This notebook is inspired from [Jessica Stringham's work](https://jessicastringham.net)

We are going to perform inference through the sum-product message passing, or belief propagation, on tree-like factor graphs (without any loop). We work only with discrete distributions and without using ad-hoc libraries, to better understand the algorithm.

In [1]:
import numpy as np

### Probability distributions

First of all, we need to represent a discrete probability distribution and check that it is normalized.
For example, we can represent a discrete conditional distribution $p(v_1 | h_1)$ with a 2D array, as:

|   | $h_1=a$ | $h_1=b$ | $h_1=c$|
|---|-----|-----|----|
| $v_1=0$ | 0.4  | 0.8  | 0.9|
| $v_1=1$ | 0.6 | 0.2  | 0.1|

We can build a class for the distributions containing the arrays and the labels of the axes


In [2]:
class Distribution():
    """"
    Discrete probability distributions, expressed using labeled arrays
    probs: array of probability values
    axes_labels: list of axes names
    """

(Records supplied)
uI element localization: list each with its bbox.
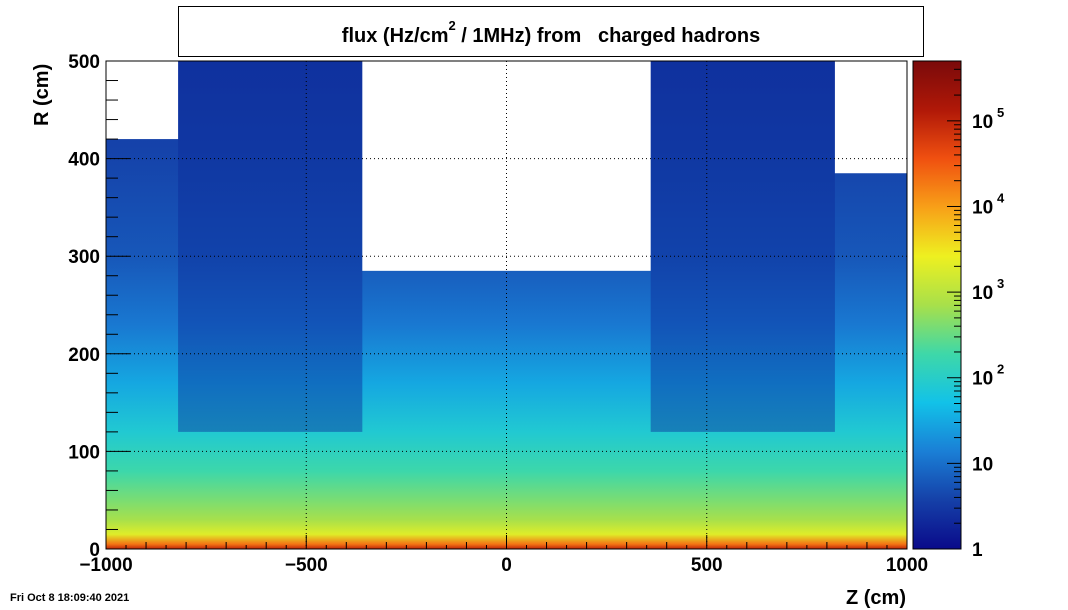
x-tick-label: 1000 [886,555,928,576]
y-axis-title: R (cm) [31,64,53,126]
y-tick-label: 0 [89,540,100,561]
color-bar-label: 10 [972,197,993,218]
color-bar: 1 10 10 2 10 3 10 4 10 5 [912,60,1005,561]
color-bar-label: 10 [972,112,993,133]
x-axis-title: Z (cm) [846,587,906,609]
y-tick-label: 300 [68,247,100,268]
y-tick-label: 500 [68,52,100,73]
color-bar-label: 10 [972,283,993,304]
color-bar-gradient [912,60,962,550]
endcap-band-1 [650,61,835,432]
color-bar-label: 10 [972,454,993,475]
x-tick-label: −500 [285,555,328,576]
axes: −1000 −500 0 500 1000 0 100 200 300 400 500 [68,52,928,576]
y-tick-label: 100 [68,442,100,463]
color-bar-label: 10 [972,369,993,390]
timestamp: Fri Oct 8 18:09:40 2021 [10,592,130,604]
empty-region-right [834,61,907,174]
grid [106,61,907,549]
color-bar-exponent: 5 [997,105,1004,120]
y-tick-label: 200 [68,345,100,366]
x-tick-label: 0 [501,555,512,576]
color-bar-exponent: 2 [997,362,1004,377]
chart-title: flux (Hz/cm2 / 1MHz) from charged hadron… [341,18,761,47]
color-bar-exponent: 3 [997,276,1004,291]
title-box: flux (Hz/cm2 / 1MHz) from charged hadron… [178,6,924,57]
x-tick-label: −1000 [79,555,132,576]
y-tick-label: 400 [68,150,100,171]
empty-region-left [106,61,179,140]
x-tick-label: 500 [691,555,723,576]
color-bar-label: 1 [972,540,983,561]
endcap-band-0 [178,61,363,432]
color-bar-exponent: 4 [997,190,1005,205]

--

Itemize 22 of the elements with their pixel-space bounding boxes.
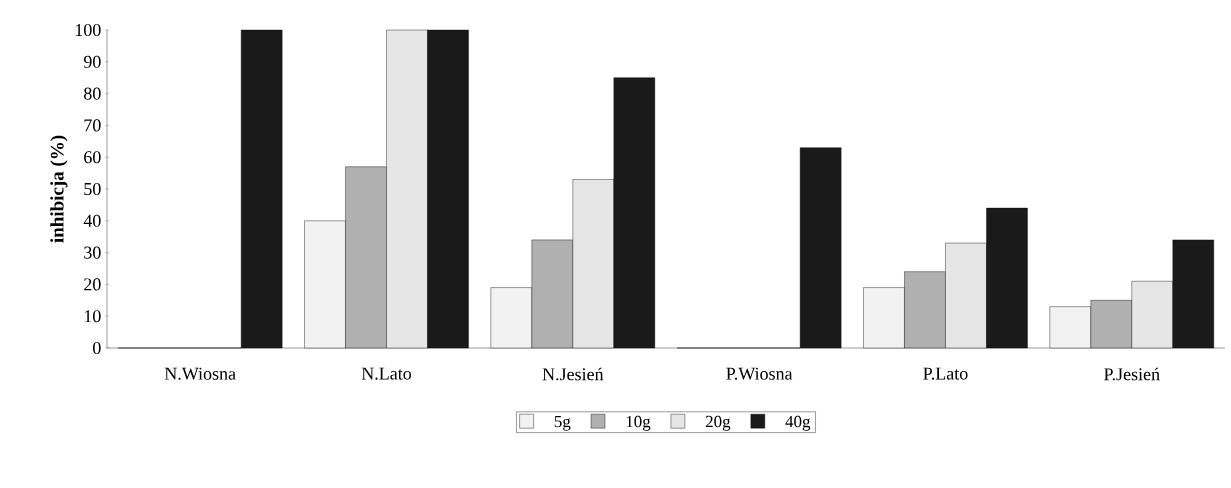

(Challenge 1) According to the belief propagation notebook, why does it avoid ad-hoc libraries and stick to discrete distributions?
(Challenge 2) Carry on the belief propagation notebook from its final line onward.
The entries have no connection to the belief propagation notebook.

(Written reply 1) The notebook works only with discrete distributions and without ad-hoc libraries so that the sum-product message passing algorithm can be better understood.

(Written reply 2)
    def __init__(self, probs, axes_labels):
        self.probs = probs
        self.axes_labels = axes_labels

    def get_axes(self):
        #returns a dictionary with axes names and the corresponding coordinates
        return {name: axis for axis, name in enumerate(self.axes_labels)}
    
    def get_other_axes_from(self, axis_label):
        #returns a tuple containing all the axes except from axis_label
        return tuple(axis for axis, name in enumerate(self.axes_labels) if name != axis_label)
    
    def is_valid_conditional(self, variable_name):
        #variable_name is the name of the variable for which we are computing the distribution, e.g. in p(y|x) it is 'y'
        return np.all(np.isclose(np.sum(self.probs, axis=self.get_axes()[variable_name]), 1.0))
    
    def is_valid_joint(self):
        return np.all(np.isclose(np.sum(self.probs), 1.0))

In [3]:
#Let's see the previous distribution:

p_v1_given_h1 = Distribution(np.array([[0.4, 0.8, 0.9], [0.6, 0.2, 0.1]]), ['v1', 'h1'])

print('Is p(v1|h1) a valid conditional distribution? ', p_v1_given_h1.is_valid_conditional('v1'))
print('Is p(v1|h1) a valid joint distribution? ', p_v1_given_h1.is_valid_joint())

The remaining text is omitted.